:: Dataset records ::
--- --- ---

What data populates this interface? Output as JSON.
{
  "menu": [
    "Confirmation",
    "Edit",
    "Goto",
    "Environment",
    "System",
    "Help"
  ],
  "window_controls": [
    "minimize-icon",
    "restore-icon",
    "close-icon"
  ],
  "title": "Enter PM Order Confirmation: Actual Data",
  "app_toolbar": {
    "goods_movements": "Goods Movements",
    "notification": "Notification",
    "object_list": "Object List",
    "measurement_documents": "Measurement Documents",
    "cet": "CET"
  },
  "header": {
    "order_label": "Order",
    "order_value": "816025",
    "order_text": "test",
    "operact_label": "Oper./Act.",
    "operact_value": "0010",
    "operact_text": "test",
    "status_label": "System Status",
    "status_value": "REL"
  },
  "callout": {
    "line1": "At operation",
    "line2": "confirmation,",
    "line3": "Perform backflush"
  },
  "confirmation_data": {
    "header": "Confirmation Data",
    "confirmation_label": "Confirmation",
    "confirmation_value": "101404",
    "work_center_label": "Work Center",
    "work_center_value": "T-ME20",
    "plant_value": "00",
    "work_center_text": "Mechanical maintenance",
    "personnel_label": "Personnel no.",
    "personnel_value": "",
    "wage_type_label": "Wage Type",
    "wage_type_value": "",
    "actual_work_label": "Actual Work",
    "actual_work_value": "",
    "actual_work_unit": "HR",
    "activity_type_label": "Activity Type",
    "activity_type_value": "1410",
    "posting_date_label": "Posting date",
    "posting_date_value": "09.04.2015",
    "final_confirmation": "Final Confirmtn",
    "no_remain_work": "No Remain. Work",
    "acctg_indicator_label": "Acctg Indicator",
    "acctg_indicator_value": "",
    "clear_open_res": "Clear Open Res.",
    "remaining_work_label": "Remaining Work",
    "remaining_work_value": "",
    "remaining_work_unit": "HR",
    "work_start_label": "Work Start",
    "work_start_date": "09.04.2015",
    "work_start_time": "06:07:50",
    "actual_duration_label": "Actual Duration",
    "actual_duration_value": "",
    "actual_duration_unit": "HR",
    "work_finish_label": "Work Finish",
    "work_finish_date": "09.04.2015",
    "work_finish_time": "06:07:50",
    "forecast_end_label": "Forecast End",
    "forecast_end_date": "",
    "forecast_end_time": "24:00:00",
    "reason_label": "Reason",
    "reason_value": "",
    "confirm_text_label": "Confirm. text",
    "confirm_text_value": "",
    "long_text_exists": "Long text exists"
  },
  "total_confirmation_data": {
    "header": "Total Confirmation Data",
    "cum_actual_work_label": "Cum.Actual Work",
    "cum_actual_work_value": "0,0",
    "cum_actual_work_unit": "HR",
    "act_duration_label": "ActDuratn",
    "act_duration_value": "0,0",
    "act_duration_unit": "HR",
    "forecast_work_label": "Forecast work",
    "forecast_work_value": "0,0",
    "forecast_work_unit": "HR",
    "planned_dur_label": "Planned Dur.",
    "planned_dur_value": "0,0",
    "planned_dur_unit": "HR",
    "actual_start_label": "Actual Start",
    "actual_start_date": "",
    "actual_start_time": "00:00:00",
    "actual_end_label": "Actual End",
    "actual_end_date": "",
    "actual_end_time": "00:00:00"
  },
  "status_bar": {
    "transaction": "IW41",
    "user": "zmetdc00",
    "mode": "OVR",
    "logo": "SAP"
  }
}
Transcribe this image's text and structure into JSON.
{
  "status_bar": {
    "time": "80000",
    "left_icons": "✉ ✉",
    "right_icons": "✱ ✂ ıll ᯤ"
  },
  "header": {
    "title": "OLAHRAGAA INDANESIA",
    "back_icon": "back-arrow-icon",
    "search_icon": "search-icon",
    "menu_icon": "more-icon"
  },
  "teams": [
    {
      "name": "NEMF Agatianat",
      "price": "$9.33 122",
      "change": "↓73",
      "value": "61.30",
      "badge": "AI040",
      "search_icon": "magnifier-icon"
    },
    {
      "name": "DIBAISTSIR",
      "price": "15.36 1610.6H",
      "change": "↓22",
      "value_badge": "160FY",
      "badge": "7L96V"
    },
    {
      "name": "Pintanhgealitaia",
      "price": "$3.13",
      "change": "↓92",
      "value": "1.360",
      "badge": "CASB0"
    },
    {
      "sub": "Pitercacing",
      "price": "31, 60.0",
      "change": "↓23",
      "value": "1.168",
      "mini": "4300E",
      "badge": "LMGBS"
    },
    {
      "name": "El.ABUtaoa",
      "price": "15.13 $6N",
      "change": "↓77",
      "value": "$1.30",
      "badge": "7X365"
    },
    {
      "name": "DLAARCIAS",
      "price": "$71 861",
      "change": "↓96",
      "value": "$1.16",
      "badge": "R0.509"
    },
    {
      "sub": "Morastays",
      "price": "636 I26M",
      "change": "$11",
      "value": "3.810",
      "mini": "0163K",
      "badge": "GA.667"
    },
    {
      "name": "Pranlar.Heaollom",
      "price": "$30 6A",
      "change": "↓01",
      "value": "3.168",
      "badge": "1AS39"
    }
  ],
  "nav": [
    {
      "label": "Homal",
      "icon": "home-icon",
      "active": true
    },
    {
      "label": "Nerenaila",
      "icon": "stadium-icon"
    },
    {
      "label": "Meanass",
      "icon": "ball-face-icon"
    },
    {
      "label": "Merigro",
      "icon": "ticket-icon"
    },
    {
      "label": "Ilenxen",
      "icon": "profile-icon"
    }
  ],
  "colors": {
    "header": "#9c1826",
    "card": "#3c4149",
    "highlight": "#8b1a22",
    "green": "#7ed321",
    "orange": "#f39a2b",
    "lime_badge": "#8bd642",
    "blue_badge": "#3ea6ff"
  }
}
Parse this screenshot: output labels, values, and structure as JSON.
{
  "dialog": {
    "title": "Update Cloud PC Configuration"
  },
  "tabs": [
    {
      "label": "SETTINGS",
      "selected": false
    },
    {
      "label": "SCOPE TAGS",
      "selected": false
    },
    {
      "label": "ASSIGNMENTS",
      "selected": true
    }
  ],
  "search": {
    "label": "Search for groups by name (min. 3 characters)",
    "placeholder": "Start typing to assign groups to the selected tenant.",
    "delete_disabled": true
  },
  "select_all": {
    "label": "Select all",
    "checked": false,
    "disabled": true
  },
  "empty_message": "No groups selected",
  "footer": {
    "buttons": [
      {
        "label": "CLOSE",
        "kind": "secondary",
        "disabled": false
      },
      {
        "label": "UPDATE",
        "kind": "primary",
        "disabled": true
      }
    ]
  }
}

--- --- ---

In the records above, locate the lines holding the word "groups". Copy each of them.

:: SOLUTION BELOW ::
    "label": "Search for groups by name (min. 3 characters)",
    "placeholder": "Start typing to assign groups to the selected tenant.",
  "empty_message": "No groups selected",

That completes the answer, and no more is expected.